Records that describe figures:

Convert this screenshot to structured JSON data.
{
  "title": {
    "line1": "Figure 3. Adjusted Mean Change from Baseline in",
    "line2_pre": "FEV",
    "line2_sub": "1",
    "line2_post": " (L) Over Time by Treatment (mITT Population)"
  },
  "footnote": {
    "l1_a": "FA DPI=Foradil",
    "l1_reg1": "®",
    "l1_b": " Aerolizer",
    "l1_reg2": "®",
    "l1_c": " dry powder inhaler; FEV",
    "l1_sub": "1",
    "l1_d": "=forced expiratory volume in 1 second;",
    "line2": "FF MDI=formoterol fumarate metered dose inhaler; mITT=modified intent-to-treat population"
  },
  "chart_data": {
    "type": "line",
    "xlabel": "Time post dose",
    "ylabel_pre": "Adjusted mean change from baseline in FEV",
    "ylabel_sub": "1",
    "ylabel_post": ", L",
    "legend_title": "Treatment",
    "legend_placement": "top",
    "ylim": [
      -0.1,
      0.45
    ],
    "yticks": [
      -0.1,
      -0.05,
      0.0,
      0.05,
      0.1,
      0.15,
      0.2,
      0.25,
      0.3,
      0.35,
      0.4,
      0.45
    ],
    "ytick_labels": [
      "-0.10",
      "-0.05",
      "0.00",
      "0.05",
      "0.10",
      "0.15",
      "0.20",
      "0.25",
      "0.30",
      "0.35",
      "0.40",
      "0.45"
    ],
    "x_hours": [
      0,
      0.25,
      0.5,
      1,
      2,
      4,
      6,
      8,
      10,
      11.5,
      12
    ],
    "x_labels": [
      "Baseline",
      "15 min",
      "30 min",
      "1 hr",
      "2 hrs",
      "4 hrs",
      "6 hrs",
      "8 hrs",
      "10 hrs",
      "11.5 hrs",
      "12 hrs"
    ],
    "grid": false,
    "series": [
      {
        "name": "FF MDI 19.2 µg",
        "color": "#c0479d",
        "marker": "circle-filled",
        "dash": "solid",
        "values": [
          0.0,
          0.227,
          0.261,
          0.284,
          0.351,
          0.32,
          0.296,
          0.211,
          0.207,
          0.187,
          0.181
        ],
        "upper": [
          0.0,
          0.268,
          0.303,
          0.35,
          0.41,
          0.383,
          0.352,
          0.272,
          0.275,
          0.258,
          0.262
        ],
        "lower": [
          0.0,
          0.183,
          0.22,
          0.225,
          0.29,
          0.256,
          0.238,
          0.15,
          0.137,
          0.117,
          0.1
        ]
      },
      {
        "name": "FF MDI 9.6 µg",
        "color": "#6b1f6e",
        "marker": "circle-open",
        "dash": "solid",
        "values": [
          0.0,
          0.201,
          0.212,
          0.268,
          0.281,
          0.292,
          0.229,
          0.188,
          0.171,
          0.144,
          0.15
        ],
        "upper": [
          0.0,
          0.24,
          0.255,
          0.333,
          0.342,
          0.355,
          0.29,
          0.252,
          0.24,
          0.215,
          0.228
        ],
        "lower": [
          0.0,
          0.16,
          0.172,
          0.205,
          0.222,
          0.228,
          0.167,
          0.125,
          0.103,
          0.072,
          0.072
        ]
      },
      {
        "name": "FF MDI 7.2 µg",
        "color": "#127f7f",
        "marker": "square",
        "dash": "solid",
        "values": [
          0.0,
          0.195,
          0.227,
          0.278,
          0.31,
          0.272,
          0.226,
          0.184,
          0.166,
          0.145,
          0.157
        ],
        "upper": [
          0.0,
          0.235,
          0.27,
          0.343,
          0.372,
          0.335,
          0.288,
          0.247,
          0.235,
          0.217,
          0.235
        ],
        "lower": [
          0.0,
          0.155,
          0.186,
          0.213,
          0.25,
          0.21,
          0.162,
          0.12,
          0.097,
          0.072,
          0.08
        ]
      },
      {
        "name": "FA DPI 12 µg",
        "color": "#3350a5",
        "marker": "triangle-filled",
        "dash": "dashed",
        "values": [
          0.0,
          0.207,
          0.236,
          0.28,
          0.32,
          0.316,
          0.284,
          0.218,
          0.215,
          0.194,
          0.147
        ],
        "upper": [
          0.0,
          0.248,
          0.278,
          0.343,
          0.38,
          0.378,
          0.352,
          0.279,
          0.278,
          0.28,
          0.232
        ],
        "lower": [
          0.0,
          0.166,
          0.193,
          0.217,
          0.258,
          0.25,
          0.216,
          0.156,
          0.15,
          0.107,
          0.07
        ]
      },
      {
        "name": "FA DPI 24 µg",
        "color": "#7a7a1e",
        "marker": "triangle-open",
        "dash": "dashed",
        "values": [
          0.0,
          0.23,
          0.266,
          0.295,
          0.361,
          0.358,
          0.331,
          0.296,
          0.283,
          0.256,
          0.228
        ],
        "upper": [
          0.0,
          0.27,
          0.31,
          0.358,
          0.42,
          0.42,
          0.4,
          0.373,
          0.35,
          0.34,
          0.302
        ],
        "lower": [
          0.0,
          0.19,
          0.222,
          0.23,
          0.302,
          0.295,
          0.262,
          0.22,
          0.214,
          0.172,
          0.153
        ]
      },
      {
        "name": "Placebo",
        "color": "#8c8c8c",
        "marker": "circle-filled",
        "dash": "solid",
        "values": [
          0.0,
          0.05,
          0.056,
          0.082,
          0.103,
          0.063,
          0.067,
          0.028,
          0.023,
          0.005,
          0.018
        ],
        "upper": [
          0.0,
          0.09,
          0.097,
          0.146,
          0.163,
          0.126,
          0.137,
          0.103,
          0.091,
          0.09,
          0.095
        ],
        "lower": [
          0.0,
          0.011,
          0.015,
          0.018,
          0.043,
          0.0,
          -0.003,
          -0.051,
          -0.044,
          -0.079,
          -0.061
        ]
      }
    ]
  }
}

* **WHAT IS REQUIRED**: State how many lines above contain the string "Treatment", with no other words.

* **FINISHED TASK**: 2